- **PROBLEM STATEMENT**
Filter the data for lines with the word "fleurs", then copy every line so identified.

- **Records from a data collection**
--------------------------------
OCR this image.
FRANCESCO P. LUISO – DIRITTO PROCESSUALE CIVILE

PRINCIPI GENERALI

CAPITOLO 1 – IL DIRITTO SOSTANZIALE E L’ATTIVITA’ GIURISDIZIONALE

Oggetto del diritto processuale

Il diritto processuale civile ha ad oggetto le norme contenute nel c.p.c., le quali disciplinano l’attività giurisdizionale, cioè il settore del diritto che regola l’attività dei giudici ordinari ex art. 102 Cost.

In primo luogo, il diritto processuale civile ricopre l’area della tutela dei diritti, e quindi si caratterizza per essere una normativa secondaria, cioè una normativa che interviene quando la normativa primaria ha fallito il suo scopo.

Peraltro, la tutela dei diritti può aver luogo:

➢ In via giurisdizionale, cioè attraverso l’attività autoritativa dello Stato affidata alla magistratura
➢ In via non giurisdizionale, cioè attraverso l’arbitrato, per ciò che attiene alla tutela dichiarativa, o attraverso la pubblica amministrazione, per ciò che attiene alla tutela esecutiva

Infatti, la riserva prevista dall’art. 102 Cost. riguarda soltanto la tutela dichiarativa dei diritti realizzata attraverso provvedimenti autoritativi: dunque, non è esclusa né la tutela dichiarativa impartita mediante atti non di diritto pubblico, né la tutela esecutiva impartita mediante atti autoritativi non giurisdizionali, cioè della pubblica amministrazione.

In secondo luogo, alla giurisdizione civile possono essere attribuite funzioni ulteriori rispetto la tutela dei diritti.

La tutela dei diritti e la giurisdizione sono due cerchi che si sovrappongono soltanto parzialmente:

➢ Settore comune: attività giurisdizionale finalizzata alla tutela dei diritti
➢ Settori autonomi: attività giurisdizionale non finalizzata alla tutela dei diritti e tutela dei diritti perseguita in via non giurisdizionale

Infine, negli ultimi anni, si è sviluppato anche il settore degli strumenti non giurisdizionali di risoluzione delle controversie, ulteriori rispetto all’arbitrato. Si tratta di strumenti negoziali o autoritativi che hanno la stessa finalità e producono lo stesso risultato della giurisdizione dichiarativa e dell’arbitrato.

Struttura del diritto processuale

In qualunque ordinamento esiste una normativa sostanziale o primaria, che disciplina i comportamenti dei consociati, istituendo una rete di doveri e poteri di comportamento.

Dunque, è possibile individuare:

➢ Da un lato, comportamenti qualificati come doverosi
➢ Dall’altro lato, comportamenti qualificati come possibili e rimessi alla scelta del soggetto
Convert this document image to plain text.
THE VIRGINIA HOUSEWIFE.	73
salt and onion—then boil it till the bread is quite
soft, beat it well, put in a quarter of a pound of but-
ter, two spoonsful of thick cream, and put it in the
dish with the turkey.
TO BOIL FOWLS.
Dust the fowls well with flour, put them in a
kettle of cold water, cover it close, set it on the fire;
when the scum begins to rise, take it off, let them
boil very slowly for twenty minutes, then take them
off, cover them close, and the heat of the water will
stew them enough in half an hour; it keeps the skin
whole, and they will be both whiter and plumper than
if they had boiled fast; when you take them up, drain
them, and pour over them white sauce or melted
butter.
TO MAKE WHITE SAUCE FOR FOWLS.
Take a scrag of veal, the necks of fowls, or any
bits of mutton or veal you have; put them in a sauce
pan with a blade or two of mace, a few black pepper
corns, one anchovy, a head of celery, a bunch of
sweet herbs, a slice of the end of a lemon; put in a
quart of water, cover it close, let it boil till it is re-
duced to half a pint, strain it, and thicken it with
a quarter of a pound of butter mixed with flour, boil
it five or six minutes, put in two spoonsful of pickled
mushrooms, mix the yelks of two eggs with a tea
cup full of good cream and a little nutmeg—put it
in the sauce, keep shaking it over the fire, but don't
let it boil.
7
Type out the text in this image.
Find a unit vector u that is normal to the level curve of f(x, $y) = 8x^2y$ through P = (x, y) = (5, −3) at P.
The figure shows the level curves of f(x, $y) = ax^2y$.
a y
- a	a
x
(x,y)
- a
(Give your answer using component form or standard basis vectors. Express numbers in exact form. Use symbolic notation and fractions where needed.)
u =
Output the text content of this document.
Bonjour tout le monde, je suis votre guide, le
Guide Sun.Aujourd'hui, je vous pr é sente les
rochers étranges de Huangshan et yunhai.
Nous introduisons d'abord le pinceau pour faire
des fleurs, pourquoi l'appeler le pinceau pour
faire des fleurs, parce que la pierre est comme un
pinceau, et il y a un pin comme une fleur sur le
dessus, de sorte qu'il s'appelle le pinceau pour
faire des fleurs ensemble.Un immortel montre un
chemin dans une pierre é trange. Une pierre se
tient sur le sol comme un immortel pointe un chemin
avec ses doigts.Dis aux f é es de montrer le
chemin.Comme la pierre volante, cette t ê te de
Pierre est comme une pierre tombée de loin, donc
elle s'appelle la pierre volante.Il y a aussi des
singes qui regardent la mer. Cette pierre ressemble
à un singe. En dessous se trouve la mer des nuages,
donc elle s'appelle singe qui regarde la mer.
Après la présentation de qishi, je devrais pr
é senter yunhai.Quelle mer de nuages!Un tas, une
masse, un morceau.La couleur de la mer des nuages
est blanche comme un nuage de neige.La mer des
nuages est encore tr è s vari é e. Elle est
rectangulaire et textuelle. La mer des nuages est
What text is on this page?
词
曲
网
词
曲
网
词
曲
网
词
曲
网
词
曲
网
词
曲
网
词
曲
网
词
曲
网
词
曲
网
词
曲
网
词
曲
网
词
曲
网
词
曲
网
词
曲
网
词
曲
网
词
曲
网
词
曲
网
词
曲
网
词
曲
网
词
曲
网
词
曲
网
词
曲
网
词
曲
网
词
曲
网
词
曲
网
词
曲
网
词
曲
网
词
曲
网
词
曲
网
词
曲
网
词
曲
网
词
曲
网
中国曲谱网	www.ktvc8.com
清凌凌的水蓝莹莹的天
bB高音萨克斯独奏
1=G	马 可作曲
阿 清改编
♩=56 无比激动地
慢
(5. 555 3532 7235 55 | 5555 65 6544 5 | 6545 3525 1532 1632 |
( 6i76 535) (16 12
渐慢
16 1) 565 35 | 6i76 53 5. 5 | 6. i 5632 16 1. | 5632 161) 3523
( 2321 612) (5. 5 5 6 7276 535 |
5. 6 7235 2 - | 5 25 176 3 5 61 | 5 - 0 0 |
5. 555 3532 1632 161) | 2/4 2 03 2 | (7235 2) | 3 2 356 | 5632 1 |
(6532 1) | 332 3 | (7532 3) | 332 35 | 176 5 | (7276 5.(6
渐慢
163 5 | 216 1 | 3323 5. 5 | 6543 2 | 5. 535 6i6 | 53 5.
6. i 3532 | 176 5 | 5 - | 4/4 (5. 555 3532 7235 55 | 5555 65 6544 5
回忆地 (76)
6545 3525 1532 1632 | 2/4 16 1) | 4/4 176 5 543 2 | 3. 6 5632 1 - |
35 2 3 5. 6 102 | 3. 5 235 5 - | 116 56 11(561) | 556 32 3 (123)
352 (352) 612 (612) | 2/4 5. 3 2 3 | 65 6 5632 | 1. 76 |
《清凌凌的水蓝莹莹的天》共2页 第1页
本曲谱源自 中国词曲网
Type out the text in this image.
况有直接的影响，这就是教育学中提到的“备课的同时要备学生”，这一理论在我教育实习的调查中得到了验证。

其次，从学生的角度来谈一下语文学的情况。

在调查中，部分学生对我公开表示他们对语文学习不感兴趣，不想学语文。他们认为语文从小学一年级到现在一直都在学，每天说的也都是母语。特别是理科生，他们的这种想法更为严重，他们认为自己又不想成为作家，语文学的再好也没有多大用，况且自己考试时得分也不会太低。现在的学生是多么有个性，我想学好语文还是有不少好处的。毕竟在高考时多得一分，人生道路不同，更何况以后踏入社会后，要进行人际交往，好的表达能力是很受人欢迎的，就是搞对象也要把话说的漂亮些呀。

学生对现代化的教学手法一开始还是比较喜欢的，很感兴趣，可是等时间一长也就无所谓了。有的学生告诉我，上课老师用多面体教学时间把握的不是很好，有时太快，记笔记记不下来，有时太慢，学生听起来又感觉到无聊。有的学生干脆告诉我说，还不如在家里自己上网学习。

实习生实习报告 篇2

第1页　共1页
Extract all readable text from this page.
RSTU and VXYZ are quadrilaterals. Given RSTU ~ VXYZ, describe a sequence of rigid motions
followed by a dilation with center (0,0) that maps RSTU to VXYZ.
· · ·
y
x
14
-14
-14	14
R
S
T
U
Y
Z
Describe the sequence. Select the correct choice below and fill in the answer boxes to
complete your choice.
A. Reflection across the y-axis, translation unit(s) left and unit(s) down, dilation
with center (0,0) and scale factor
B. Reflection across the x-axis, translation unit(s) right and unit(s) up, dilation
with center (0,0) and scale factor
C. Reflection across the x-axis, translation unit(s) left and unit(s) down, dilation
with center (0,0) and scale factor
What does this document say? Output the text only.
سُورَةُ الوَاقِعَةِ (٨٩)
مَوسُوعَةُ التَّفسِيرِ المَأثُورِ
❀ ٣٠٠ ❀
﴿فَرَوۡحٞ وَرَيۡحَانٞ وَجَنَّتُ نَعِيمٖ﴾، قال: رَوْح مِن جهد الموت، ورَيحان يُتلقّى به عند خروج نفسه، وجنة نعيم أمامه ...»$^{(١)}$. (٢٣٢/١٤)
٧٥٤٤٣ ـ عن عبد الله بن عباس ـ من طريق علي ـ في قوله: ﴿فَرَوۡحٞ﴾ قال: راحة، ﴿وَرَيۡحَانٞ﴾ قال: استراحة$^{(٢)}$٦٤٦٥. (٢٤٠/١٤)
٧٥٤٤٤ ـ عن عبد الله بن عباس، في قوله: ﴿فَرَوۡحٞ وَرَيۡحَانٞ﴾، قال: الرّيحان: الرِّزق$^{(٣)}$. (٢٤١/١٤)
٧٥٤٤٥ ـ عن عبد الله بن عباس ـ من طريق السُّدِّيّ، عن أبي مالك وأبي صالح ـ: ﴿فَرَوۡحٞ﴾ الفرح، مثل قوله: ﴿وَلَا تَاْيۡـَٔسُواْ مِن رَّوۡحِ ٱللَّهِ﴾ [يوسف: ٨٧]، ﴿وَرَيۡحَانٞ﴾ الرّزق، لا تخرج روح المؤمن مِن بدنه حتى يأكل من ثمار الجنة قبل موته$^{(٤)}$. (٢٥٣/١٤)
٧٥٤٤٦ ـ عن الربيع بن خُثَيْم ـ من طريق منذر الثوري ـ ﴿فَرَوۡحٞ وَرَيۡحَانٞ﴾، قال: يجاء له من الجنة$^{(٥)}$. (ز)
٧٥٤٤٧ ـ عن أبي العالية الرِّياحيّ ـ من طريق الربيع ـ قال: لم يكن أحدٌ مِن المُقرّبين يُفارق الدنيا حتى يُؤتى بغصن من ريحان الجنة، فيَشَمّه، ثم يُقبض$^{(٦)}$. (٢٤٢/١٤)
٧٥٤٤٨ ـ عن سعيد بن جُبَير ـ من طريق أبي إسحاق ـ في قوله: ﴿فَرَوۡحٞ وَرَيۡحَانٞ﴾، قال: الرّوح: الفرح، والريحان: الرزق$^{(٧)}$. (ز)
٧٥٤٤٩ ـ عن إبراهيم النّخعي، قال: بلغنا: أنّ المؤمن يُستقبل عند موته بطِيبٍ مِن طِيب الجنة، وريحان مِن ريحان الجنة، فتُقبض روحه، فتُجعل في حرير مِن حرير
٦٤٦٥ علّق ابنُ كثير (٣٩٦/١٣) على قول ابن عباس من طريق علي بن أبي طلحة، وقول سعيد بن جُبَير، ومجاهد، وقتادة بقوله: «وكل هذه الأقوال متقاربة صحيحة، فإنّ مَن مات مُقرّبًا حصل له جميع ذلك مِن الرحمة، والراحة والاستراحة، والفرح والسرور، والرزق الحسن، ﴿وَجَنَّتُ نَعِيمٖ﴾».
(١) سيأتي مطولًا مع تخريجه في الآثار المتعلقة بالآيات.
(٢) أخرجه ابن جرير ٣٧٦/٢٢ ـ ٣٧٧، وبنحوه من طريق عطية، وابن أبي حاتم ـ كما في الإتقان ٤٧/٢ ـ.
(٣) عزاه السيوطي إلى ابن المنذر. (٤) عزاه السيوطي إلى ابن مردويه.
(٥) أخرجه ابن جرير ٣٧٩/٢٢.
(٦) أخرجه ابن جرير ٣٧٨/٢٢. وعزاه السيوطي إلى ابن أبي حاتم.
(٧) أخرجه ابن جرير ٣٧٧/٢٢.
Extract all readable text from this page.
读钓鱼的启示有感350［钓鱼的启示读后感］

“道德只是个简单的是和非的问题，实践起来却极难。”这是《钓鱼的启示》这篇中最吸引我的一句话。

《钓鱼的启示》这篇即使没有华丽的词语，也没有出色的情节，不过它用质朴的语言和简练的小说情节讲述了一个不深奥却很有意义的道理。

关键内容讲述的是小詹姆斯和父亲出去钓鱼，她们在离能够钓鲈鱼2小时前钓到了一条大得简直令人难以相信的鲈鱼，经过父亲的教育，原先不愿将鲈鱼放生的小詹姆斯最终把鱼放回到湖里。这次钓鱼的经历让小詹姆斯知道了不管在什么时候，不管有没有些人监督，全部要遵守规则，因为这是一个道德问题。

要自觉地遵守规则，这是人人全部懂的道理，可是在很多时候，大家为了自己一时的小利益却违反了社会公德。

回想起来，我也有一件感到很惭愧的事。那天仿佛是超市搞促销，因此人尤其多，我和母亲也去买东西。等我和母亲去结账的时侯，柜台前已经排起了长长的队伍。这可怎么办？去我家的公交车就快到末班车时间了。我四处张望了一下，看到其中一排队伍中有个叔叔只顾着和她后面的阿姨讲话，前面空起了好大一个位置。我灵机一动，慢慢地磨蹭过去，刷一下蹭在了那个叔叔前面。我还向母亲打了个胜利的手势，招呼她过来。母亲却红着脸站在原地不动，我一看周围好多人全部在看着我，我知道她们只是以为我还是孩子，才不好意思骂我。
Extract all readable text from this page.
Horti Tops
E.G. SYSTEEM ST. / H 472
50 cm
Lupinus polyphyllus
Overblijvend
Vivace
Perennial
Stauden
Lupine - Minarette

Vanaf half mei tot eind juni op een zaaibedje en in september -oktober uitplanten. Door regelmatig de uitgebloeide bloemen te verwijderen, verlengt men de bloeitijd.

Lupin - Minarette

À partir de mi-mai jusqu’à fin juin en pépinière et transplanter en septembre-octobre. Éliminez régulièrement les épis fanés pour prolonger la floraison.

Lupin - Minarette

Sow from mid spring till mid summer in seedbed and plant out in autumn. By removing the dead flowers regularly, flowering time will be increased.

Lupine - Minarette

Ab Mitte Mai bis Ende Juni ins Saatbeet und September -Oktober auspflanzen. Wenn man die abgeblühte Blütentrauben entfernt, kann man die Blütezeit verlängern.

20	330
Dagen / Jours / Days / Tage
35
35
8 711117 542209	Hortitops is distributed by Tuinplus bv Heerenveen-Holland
--------------------------------
- **SOLUTION TO THE PROBLEM**
des fleurs, pourquoi l'appeler le pinceau pour
faire des fleurs, parce que la pierre est comme un
faire des fleurs ensemble.Un immortel montre un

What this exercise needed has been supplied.